>> Start Records shown

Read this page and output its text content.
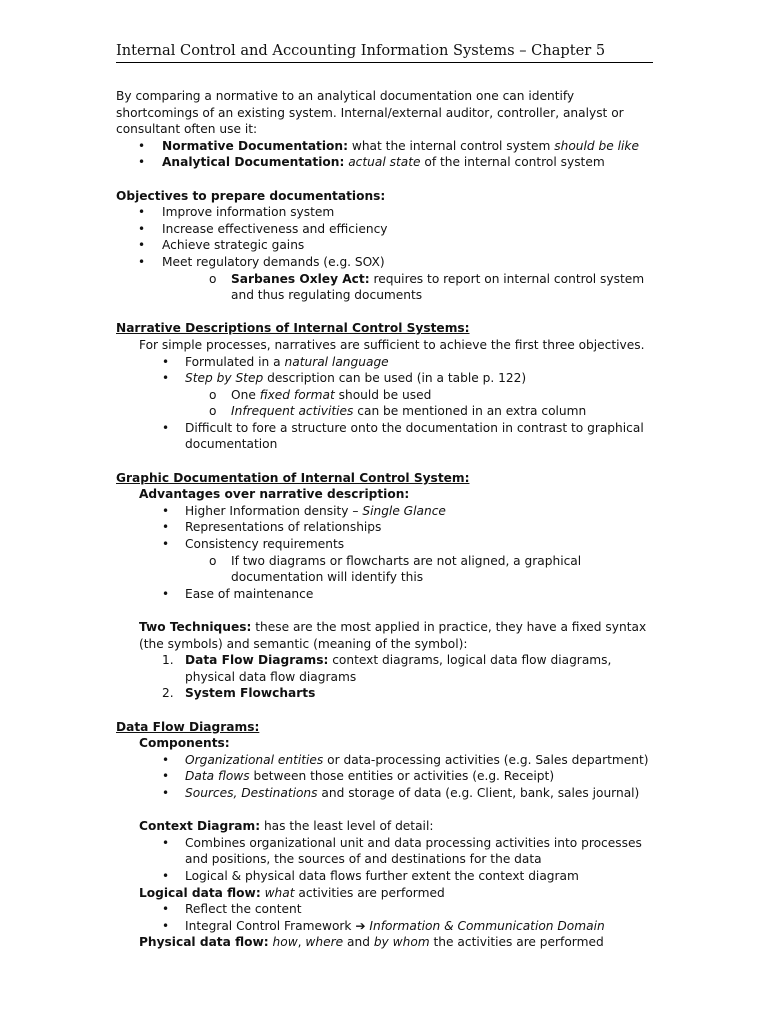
Internal Control and Accounting Information Systems – Chapter 5

By comparing a normative to an analytical documentation one can identify shortcomings of an existing system. Internal/external auditor, controller, analyst or consultant often use it:

• Normative Documentation: what the internal control system should be like
• Analytical Documentation: actual state of the internal control system

Objectives to prepare documentations:

• Improve information system
• Increase effectiveness and efficiency
• Achieve strategic gains
• Meet regulatory demands (e.g. SOX)
o Sarbanes Oxley Act: requires to report on internal control system and thus regulating documents

Narrative Descriptions of Internal Control Systems:

For simple processes, narratives are sufficient to achieve the first three objectives.

• Formulated in a natural language
• Step by Step description can be used (in a table p. 122)
o One fixed format should be used
o Infrequent activities can be mentioned in an extra column
• Difficult to fore a structure onto the documentation in contrast to graphical documentation

Graphic Documentation of Internal Control System:

Advantages over narrative description:

• Higher Information density – Single Glance
• Representations of relationships
• Consistency requirements
o If two diagrams or flowcharts are not aligned, a graphical documentation will identify this
• Ease of maintenance

Two Techniques: these are the most applied in practice, they have a fixed syntax (the symbols) and semantic (meaning of the symbol):

1. Data Flow Diagrams: context diagrams, logical data flow diagrams, physical data flow diagrams
2. System Flowcharts

Data Flow Diagrams:

Components:

• Organizational entities or data-processing activities (e.g. Sales department)
• Data flows between those entities or activities (e.g. Receipt)
• Sources, Destinations and storage of data (e.g. Client, bank, sales journal)

Context Diagram: has the least level of detail:

• Combines organizational unit and data processing activities into processes and positions, the sources of and destinations for the data
• Logical & physical data flows further extent the context diagram

Logical data flow: what activities are performed

• Reflect the content
• Integral Control Framework ➔ Information & Communication Domain

Physical data flow: how, where and by whom the activities are performed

>> End Records shown

# Required work
Leaving the pictures aside, transcribe the entire listing exactly.

# Result of the task
Read this page and output its text content.
Internal Control and Accounting Information Systems – Chapter 5

By comparing a normative to an analytical documentation one can identify shortcomings of an existing system. Internal/external auditor, controller, analyst or consultant often use it:

• Normative Documentation: what the internal control system should be like
• Analytical Documentation: actual state of the internal control system

Objectives to prepare documentations:

• Improve information system
• Increase effectiveness and efficiency
• Achieve strategic gains
• Meet regulatory demands (e.g. SOX)
o Sarbanes Oxley Act: requires to report on internal control system and thus regulating documents

Narrative Descriptions of Internal Control Systems:

For simple processes, narratives are sufficient to achieve the first three objectives.

• Formulated in a natural language
• Step by Step description can be used (in a table p. 122)
o One fixed format should be used
o Infrequent activities can be mentioned in an extra column
• Difficult to fore a structure onto the documentation in contrast to graphical documentation

Graphic Documentation of Internal Control System:

Advantages over narrative description:

• Higher Information density – Single Glance
• Representations of relationships
• Consistency requirements
o If two diagrams or flowcharts are not aligned, a graphical documentation will identify this
• Ease of maintenance

Two Techniques: these are the most applied in practice, they have a fixed syntax (the symbols) and semantic (meaning of the symbol):

1. Data Flow Diagrams: context diagrams, logical data flow diagrams, physical data flow diagrams
2. System Flowcharts

Data Flow Diagrams:

Components:

• Organizational entities or data-processing activities (e.g. Sales department)
• Data flows between those entities or activities (e.g. Receipt)
• Sources, Destinations and storage of data (e.g. Client, bank, sales journal)

Context Diagram: has the least level of detail:

• Combines organizational unit and data processing activities into processes and positions, the sources of and destinations for the data
• Logical & physical data flows further extent the context diagram

Logical data flow: what activities are performed

• Reflect the content
• Integral Control Framework ➔ Information & Communication Domain

Physical data flow: how, where and by whom the activities are performed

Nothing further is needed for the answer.